*Saved data entries:*

=-=-=

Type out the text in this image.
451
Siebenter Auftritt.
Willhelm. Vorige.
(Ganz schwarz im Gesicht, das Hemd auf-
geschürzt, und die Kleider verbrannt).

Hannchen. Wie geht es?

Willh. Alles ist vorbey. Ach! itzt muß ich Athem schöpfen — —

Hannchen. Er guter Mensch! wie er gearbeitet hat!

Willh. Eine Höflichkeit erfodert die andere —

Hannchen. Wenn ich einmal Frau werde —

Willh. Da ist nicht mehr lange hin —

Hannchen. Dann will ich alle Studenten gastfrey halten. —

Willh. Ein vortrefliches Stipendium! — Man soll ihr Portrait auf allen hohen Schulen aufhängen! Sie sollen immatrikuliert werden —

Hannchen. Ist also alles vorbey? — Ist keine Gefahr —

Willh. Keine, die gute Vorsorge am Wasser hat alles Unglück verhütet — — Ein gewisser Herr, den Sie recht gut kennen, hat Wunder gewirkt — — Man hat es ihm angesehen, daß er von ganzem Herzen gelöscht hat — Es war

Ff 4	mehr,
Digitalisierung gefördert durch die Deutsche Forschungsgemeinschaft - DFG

=-=-=

*Stated problem:*
Return all of the entries word for word.

*Answer to the task:*
Type out the text in this image.
451
Siebenter Auftritt.
Willhelm. Vorige.
(Ganz schwarz im Gesicht, das Hemd auf-
geschürzt, und die Kleider verbrannt).

Hannchen. Wie geht es?

Willh. Alles ist vorbey. Ach! itzt muß ich Athem schöpfen — —

Hannchen. Er guter Mensch! wie er gearbeitet hat!

Willh. Eine Höflichkeit erfodert die andere —

Hannchen. Wenn ich einmal Frau werde —

Willh. Da ist nicht mehr lange hin —

Hannchen. Dann will ich alle Studenten gastfrey halten. —

Willh. Ein vortrefliches Stipendium! — Man soll ihr Portrait auf allen hohen Schulen aufhängen! Sie sollen immatrikuliert werden —

Hannchen. Ist also alles vorbey? — Ist keine Gefahr —

Willh. Keine, die gute Vorsorge am Wasser hat alles Unglück verhütet — — Ein gewisser Herr, den Sie recht gut kennen, hat Wunder gewirkt — — Man hat es ihm angesehen, daß er von ganzem Herzen gelöscht hat — Es war

Ff 4	mehr,
Digitalisierung gefördert durch die Deutsche Forschungsgemeinschaft - DFG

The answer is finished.